Document excerpt »
☆ ☆ ☆

The MPEG-4 systems layer facilitates the use of different tools and signaling this, and thus codecs according to existing standards can be accommodated. Each of the MPEG-4 coders is designed to operate in a stand-alone mode with its own bitstream syntax. Additional functionalities are realized both within individual coders, and by means of additional tools around the coders. An example of a functionality within an individual coder is pitch change within the parametric coder.

Synthesized Sound

Decoders are also available for generating sound based on structured inputs. Text input is converted to speech in the Text-To-Speech (TTS) decoder, while more general sounds including music may be normatively synthesized. Synthetic music may be delivered at extremely low bitrates while still describing an exact sound signal.

Text To Speech:

TTS coders bit rate range from 200 bit/s to 1.2 Kbit/s which allows a text or a text with prosodic parameters (pitch contour, phoneme duration, and so on) as its inputs to generate intelligible synthetic speech. It includes the following functionalities:

Speech synthesis using the prosody of the original speech

Lip synchronization control with phoneme information.

Trick mode functionality: pause, resume, jump forward/backward.

International language and dialect support for text. (i.e., it can be signaled in the bitstream which language and dialect should be used)

International symbol support for phonemes, and support for specifying age, gender, speech rate of the speaker.

Note that MPEG-4 provides a standardized interface for the operation of a Text To Speech coder (TTSI = Text To Speech Interface) rather than a normative TTS synthesizer itself.

☆ ☆ ☆

(Dataset records)
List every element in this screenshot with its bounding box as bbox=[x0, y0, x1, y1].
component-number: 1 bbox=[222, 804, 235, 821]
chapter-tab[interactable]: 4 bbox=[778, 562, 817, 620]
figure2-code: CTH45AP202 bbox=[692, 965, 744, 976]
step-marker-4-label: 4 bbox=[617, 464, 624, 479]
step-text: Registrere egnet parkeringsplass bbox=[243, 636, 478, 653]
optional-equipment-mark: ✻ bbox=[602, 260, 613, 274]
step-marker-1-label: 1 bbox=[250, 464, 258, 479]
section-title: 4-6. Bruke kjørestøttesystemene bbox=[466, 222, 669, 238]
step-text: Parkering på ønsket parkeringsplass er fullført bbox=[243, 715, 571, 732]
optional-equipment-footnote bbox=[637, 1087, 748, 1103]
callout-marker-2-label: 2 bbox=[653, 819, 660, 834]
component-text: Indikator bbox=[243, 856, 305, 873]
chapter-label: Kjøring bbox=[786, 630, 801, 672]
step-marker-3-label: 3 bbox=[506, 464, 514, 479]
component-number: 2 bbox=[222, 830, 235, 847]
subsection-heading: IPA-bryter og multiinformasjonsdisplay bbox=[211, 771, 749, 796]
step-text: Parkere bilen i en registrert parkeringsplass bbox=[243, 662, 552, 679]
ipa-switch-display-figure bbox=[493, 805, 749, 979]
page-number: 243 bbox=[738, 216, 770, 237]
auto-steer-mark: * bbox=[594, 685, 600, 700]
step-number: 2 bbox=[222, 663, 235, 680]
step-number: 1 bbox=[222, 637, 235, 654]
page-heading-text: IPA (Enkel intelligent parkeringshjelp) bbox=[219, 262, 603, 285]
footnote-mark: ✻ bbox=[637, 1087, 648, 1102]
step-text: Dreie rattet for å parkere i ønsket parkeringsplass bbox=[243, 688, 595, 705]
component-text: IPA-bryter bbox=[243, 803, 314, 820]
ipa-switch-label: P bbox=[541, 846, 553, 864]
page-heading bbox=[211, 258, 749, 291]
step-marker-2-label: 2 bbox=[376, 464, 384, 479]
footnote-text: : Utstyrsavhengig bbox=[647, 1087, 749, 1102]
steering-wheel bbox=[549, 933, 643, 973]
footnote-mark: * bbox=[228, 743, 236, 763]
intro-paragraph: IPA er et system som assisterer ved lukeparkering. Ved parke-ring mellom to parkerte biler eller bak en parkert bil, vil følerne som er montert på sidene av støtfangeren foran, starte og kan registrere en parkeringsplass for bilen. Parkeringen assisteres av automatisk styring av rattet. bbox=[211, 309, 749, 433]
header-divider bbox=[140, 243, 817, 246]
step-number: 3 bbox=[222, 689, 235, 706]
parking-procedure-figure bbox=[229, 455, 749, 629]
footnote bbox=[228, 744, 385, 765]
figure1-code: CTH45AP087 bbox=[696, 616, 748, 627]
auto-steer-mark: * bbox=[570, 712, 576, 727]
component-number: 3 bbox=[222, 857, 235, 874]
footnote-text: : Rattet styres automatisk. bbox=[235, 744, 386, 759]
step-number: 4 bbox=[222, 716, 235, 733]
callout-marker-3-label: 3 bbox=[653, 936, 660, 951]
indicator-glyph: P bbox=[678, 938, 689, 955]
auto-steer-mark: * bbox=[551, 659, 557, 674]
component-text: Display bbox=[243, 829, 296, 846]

☆ ☆ ☆

Task goal »
Please quote the part of the MPEG-4 excerpt that opens with the words containing "Speech synthesis using" and closes with "of the speaker.".

In response »
Speech synthesis using the prosody of the original speech

Lip synchronization control with phoneme information.

Trick mode functionality: pause, resume, jump forward/backward.

International language and dialect support for text. (i.e., it can be signaled in the bitstream which language and dialect should be used)

International symbol support for phonemes, and support for specifying age, gender, speech rate of the speaker.